>> Start

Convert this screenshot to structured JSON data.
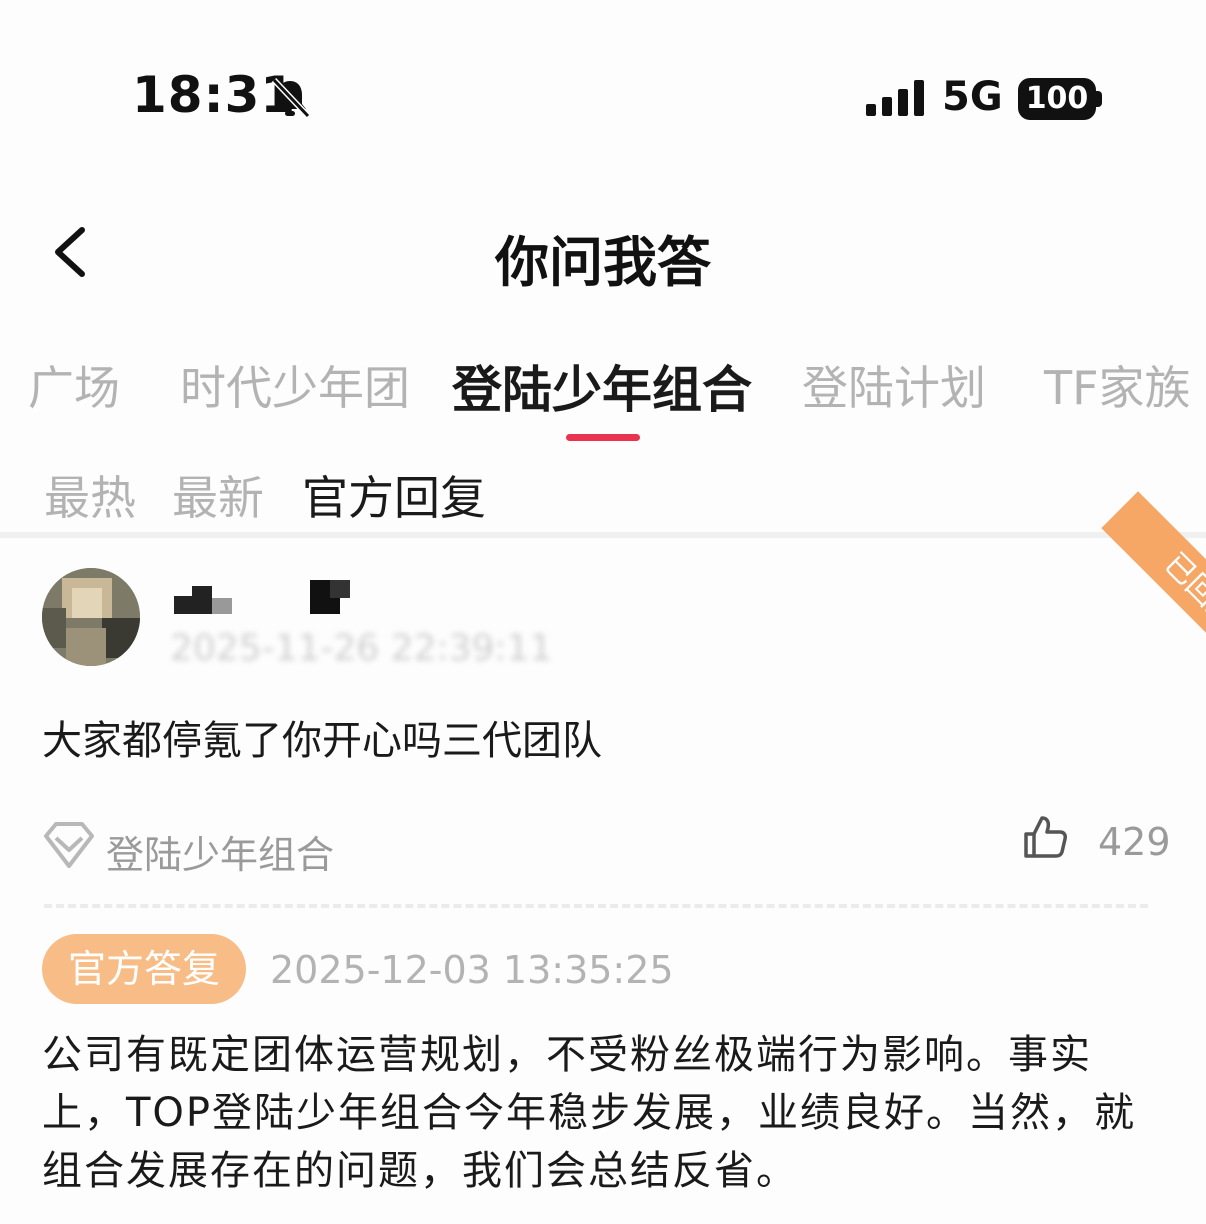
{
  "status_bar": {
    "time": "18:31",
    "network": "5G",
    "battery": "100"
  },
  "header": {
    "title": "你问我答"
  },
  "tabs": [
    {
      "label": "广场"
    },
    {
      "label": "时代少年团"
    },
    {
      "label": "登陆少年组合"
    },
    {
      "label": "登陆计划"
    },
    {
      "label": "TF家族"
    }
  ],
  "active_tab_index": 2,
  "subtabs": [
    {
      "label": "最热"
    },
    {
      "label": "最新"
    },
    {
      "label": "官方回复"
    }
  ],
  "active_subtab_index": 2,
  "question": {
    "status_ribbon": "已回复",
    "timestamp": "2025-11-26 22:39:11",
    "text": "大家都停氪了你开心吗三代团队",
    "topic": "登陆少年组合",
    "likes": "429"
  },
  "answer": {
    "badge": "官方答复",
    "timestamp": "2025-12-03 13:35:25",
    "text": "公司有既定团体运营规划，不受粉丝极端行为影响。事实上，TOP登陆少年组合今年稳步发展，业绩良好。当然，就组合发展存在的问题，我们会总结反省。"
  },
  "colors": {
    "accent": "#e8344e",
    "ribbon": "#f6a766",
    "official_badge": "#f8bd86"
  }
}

>> End

Given problem
Make an exact copy of the data above, pictures excluded.

Output
Convert this screenshot to structured JSON data.
{
  "status_bar": {
    "time": "18:31",
    "network": "5G",
    "battery": "100"
  },
  "header": {
    "title": "你问我答"
  },
  "tabs": [
    {
      "label": "广场"
    },
    {
      "label": "时代少年团"
    },
    {
      "label": "登陆少年组合"
    },
    {
      "label": "登陆计划"
    },
    {
      "label": "TF家族"
    }
  ],
  "active_tab_index": 2,
  "subtabs": [
    {
      "label": "最热"
    },
    {
      "label": "最新"
    },
    {
      "label": "官方回复"
    }
  ],
  "active_subtab_index": 2,
  "question": {
    "status_ribbon": "已回复",
    "timestamp": "2025-11-26 22:39:11",
    "text": "大家都停氪了你开心吗三代团队",
    "topic": "登陆少年组合",
    "likes": "429"
  },
  "answer": {
    "badge": "官方答复",
    "timestamp": "2025-12-03 13:35:25",
    "text": "公司有既定团体运营规划，不受粉丝极端行为影响。事实上，TOP登陆少年组合今年稳步发展，业绩良好。当然，就组合发展存在的问题，我们会总结反省。"
  },
  "colors": {
    "accent": "#e8344e",
    "ribbon": "#f6a766",
    "official_badge": "#f8bd86"
  }
}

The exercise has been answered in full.